Instructions to follow: From the material below, list every line containing "複層塗装".

Data supplied:
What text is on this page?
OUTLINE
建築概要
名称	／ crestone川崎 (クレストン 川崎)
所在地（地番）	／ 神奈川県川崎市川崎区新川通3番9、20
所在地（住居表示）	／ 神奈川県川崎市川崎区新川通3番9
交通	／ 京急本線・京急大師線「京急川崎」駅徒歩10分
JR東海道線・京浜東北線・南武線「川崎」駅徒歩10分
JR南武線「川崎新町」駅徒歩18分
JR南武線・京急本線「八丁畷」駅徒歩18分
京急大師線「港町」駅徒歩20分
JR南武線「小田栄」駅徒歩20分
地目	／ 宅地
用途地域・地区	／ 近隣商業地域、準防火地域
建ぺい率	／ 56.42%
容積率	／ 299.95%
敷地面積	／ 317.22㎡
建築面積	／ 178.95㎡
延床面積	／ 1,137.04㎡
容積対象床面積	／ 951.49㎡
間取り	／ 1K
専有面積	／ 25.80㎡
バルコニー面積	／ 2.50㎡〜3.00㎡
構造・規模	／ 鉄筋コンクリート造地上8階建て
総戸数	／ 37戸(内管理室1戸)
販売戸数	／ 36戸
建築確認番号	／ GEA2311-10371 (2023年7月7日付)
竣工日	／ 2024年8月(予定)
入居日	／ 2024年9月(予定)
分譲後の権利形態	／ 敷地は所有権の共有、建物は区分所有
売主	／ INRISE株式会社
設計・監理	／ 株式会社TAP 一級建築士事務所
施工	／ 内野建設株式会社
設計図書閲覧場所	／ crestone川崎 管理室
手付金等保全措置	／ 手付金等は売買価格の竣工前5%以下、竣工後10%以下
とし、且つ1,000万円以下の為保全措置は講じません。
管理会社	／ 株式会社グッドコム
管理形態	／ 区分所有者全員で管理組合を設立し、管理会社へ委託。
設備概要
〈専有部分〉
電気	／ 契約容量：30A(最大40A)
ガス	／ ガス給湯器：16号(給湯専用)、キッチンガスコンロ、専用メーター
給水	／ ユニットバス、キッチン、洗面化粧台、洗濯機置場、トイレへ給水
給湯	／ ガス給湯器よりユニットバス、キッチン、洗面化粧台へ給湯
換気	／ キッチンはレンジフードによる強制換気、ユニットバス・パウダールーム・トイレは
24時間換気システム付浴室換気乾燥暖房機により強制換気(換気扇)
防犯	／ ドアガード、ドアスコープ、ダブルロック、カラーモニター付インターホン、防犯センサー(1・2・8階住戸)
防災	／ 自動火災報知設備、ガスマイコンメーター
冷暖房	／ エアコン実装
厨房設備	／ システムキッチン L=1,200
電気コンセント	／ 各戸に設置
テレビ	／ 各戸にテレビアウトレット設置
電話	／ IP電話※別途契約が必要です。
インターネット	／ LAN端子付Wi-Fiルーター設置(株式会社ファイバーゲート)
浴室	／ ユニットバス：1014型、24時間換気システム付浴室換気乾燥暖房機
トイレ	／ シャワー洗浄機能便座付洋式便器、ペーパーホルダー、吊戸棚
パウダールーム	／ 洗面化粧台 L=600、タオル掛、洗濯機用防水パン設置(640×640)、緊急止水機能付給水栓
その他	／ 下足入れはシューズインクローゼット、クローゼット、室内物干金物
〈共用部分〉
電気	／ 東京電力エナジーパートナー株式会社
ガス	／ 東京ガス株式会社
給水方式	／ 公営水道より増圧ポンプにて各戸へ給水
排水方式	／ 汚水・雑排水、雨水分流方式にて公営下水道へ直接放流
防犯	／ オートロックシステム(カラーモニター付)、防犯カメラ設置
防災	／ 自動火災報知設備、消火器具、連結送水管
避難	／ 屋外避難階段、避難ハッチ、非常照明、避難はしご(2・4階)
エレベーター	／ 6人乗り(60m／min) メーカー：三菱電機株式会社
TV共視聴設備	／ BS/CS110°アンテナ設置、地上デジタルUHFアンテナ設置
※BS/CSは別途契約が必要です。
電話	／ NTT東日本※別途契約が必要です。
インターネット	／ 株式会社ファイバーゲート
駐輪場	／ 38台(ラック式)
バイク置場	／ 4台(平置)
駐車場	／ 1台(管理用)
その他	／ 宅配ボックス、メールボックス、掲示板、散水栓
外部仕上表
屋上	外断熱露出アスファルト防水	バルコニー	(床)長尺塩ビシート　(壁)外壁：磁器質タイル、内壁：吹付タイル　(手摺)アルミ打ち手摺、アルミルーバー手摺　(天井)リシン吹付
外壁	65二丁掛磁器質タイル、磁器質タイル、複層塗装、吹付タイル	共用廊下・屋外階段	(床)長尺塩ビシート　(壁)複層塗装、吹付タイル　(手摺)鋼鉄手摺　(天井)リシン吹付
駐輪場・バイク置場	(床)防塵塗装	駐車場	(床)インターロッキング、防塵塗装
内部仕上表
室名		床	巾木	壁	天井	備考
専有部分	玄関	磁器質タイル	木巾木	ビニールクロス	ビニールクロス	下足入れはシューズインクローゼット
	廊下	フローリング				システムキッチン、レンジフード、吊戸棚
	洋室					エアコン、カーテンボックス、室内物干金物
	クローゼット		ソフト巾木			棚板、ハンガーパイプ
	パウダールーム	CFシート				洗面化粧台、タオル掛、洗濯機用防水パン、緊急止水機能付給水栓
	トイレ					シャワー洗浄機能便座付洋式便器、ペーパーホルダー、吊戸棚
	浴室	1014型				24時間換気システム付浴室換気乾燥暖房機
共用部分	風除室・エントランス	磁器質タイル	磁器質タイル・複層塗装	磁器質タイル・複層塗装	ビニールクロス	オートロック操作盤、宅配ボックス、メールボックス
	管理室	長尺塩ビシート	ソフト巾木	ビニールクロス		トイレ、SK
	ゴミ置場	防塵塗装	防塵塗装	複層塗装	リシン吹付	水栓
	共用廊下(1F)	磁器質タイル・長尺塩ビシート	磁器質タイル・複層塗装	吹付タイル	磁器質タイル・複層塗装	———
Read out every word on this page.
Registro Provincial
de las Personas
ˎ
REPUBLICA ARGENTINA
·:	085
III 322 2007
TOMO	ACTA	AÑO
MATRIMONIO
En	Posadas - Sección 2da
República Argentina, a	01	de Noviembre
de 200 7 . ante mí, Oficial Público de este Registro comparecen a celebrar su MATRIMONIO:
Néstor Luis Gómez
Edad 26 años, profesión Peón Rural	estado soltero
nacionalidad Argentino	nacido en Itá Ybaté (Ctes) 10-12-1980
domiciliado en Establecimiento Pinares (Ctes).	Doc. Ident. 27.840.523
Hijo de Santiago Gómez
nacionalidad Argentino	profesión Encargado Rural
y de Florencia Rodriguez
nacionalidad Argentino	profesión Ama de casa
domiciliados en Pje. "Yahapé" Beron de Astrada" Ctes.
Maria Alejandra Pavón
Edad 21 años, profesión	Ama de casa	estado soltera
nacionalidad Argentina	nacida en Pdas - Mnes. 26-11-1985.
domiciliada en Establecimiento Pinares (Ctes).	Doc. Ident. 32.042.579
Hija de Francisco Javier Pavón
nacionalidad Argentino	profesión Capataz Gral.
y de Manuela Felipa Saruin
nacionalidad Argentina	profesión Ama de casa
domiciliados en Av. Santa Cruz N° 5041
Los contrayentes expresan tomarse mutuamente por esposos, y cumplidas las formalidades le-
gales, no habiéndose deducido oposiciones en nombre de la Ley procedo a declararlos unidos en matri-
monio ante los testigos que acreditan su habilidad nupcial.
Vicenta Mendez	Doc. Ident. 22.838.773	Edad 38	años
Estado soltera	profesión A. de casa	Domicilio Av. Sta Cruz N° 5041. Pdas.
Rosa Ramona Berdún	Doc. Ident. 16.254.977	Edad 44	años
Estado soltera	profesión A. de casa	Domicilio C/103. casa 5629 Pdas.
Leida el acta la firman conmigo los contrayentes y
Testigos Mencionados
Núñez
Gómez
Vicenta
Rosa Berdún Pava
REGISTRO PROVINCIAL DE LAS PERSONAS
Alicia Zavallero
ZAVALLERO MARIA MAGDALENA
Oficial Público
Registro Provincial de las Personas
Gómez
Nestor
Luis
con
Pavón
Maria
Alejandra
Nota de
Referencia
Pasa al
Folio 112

Finished task:
外壁	65二丁掛磁器質タイル、磁器質タイル、複層塗装、吹付タイル	共用廊下・屋外階段	(床)長尺塩ビシート　(壁)複層塗装、吹付タイル　(手摺)鋼鉄手摺　(天井)リシン吹付
共用部分	風除室・エントランス	磁器質タイル	磁器質タイル・複層塗装	磁器質タイル・複層塗装	ビニールクロス	オートロック操作盤、宅配ボックス、メールボックス
	ゴミ置場	防塵塗装	防塵塗装	複層塗装	リシン吹付	水栓
	共用廊下(1F)	磁器質タイル・長尺塩ビシート	磁器質タイル・複層塗装	吹付タイル	磁器質タイル・複層塗装	———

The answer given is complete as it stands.